* Start *
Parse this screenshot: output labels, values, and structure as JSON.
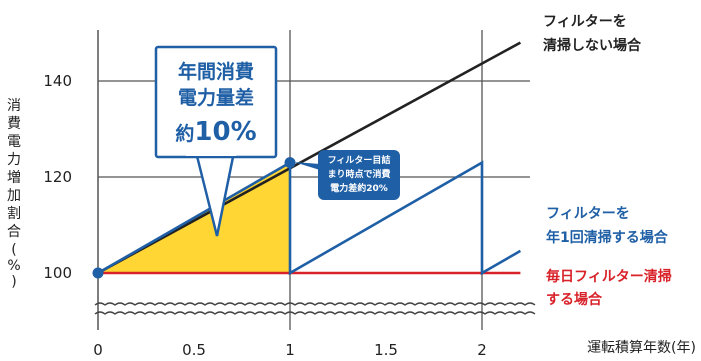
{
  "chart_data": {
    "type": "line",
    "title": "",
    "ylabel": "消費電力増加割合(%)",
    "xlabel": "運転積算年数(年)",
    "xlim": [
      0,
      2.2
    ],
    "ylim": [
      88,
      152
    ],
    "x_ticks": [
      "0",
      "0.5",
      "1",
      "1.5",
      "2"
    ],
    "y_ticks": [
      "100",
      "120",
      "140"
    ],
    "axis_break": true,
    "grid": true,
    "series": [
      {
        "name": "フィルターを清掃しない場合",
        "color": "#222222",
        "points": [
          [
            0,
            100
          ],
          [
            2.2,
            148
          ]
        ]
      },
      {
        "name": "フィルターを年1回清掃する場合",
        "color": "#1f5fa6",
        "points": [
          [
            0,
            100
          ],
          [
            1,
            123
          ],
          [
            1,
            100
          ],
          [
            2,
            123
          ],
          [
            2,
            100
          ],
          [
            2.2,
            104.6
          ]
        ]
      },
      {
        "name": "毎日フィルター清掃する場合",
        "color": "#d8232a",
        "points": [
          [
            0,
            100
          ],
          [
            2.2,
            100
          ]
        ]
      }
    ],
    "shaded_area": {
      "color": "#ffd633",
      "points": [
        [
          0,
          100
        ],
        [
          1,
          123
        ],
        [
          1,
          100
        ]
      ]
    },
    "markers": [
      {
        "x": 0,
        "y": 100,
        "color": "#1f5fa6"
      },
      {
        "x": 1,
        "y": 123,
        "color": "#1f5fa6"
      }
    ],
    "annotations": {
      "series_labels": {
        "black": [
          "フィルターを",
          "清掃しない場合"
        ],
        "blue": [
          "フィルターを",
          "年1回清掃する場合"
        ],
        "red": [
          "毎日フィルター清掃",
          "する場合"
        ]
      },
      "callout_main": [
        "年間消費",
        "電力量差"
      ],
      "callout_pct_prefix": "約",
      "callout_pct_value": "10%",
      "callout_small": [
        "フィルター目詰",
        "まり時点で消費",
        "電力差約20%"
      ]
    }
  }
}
* End *
* Start *
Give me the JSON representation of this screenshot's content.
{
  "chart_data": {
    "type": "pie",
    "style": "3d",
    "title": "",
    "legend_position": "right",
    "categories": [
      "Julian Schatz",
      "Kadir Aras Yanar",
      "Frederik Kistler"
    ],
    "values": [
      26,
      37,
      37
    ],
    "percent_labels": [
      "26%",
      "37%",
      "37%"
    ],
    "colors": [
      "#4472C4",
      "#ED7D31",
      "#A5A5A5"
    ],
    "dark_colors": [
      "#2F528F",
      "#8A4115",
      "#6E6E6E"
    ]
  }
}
* End *
> [Required task]:
Pull out every line of the records that includes the string "JSON".

> [Solution for this task]:
Parse this screenshot: output labels, values, and structure as JSON.
Give me the JSON representation of this screenshot's content.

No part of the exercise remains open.